• _Data shown_
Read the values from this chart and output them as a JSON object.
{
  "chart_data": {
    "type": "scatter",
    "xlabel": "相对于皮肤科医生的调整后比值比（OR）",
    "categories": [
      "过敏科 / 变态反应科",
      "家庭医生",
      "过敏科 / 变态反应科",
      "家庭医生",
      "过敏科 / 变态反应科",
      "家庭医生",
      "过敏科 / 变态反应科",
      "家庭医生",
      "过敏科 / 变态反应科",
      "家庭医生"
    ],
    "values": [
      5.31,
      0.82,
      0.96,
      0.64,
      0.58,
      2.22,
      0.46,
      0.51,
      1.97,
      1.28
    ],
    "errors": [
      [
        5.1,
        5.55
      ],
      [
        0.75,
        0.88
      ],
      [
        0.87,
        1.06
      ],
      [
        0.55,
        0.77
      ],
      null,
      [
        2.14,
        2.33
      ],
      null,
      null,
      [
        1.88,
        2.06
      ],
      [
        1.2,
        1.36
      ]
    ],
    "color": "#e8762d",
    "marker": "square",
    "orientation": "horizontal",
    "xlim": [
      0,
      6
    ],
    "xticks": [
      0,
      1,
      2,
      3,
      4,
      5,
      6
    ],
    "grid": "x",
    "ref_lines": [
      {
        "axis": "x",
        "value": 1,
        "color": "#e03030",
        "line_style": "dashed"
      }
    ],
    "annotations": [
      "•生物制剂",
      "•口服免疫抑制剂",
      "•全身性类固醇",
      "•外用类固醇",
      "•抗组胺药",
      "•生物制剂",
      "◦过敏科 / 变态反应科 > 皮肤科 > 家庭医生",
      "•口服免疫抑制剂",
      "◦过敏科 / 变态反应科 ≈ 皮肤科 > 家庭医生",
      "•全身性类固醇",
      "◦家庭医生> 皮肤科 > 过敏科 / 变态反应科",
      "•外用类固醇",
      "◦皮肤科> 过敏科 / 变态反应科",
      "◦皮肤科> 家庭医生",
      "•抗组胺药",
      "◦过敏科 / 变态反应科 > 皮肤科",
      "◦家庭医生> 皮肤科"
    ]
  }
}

...

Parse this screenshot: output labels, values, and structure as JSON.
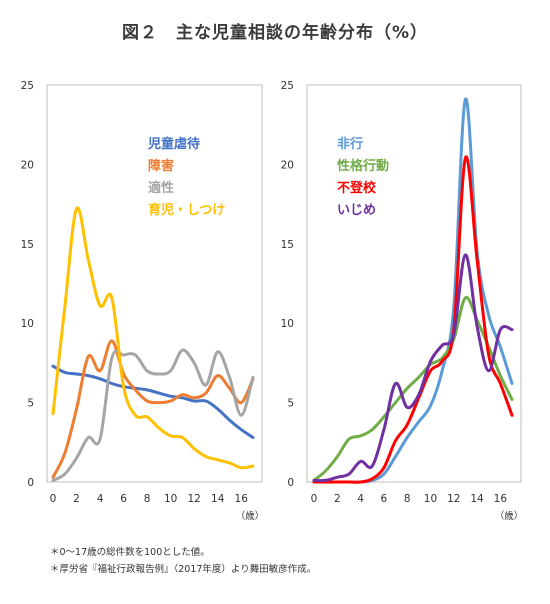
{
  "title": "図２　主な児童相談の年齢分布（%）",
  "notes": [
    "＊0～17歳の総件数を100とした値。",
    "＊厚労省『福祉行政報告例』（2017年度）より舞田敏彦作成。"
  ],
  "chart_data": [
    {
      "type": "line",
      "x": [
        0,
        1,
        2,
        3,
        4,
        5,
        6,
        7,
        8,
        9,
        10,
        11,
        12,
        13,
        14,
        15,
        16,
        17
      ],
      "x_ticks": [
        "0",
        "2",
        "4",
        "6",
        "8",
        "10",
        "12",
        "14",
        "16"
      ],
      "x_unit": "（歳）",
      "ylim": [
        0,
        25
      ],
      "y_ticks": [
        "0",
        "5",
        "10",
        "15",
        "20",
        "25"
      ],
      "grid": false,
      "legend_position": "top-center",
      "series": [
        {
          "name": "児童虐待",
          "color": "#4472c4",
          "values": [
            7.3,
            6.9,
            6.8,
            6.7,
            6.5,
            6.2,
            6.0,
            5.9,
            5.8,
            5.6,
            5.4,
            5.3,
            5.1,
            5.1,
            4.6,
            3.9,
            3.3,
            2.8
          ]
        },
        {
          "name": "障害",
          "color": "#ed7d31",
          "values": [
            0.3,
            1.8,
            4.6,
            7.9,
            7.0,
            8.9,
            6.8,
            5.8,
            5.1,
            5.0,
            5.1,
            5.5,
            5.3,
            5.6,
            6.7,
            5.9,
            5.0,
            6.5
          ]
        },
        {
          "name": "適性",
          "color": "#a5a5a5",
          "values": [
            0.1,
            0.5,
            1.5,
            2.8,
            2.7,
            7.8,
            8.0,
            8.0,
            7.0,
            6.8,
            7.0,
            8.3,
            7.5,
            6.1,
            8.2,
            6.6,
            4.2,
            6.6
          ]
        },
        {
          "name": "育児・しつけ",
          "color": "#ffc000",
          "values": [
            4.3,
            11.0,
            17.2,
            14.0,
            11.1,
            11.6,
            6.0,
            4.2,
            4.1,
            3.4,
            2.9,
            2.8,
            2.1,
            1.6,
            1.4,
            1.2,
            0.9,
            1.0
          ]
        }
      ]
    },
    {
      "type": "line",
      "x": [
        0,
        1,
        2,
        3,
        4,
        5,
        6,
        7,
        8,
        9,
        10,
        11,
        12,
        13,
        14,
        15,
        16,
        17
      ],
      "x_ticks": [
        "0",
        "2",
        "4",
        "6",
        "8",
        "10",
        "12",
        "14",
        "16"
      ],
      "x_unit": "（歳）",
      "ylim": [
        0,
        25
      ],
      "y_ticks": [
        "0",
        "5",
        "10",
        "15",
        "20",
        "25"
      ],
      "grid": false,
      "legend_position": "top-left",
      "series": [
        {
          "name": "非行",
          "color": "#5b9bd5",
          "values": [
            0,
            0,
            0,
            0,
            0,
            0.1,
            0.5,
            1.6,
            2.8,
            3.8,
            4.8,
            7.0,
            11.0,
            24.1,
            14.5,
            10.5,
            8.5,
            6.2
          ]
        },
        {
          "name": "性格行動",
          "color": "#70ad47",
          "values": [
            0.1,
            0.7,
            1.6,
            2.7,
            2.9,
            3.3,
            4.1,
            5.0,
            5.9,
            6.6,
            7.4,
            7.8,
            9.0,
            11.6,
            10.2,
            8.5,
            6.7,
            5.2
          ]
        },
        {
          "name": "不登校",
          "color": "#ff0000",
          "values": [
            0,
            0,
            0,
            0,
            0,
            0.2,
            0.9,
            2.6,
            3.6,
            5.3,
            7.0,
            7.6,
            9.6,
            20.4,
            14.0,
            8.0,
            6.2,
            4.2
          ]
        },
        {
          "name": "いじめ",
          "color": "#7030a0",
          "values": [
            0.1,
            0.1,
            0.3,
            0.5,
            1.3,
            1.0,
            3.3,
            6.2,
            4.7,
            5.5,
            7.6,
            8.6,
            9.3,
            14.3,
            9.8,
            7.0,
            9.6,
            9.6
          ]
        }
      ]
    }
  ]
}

• _Aim of the exercise_
Copy out every line that includes the word "output".

• _Answer below_
Read the values from this chart and output them as a JSON object.
Parse this screenshot: output labels, values, and structure as JSON.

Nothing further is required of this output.